▸ **READING TEXT**:
Do not get discouraged by the struggles of academia. There are plenty of success stories!


paper of ours featured on the cover of J. Phys. A (2014)

I have recently been appointed to the the Editorial Board of Journal of Physics A: Mathematical and Theoretical (in short, J. Phys. A).  J. Phys. A is a highly respected journal with a long history of seminal contributions to mathematical and theoretical physics, belonging to the non-profit Institute of Physics (IOP) Publishing family. I have enjoyed publishing in J. Phys. A over the years (including two Topical Reviews) and always experienced a very constructive peer review process; my students love it as well. We had our latest (the first for me) Editorial Board meeting a month ago in Edinburgh and it was a really pleasant and interesting experience, also because I got to spend the week-end there with my family and the weather was surprisingly nice 🙂

The publishers of the IOP blog JPhys+ interviewed me recently about my career, current research and what it is I find so appealing about the topics I study. The full text of the Q&A interview with Phil Brown, originally appeared here, is copied below.

▸ **Records from a collection**:
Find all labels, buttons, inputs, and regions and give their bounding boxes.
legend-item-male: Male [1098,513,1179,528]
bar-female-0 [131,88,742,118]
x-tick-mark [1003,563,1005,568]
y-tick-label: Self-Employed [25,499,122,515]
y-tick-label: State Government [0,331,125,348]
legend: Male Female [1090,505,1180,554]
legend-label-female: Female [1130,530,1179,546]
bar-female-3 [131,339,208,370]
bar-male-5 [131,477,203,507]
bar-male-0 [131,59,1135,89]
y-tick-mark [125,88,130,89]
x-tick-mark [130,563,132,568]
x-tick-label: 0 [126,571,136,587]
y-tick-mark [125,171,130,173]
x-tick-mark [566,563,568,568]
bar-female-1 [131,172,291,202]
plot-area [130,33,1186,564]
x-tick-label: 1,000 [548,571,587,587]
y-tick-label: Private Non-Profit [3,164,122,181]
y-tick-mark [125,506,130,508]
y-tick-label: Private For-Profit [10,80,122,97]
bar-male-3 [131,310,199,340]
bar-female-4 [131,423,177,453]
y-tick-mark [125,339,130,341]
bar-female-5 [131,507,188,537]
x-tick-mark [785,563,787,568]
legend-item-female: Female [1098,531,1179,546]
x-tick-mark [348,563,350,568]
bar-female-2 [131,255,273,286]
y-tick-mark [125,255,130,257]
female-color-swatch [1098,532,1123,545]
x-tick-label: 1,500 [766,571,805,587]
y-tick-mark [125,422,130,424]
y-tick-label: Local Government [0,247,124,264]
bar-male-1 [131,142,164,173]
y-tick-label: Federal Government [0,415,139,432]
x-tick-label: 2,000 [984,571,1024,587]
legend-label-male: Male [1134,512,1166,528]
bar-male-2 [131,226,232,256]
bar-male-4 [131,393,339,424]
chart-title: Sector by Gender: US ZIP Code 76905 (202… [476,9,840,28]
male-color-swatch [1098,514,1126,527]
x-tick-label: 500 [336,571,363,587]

▸ **TASKS AND EXERCISES**:
- 1) Repeat everything in the post about joining the J. Phys. A editorial board from "The publishers of" down to "is copied below.".
- 2) Carry on the post about joining the J. Phys. A editorial board from its final sentence.

▸ **RESPONSE LIST**:
- 1)
The publishers of the IOP blog JPhys+ interviewed me recently about my career, current research and what it is I find so appealing about the topics I study. The full text of the Q&A interview with Phil Brown, originally appeared here, is copied below.

- 2)
Could you provide us with a brief summary of your career so far?

I fell in love with quantum mechanics during my undergraduate studies in Physics at the University of Salerno, Italy. I furthered my interests in the field during a PhD also at Salerno, which I completed in 2007. The PhD included a year-long research experience at DAMTP, University of Cambridge which helped me to explore the breadth of quantum information science and its applications. My PhD research focused on the quantification of entanglement in continuous-variable quantum systems, a subject in which I am now regarded as a leading expert. Results from my PhD were summarised in a Topical Review on J. Phys. A which has attracted over 200 citations. After a brief post-doctoral experience at Universitat Autonoma de Barcelona, I moved to the University of Nottingham as a Lecturer in January 2009.  Quantum information research at Nottingham has expanded considerably after my appointment. I am now a Professor (from 2016) and head of a research team of 1 junior staff member, 3 postdocs, 7 PhD students, and several long-term visiting scientists, under the umbrella of the newly established Centre for the Mathematical and Theoretical Physics of Quantum Non-Equilibrium Systems.

You have done a degree of work on Quantum Correlations. What other research areas are of interest to you and what led you to this area of research?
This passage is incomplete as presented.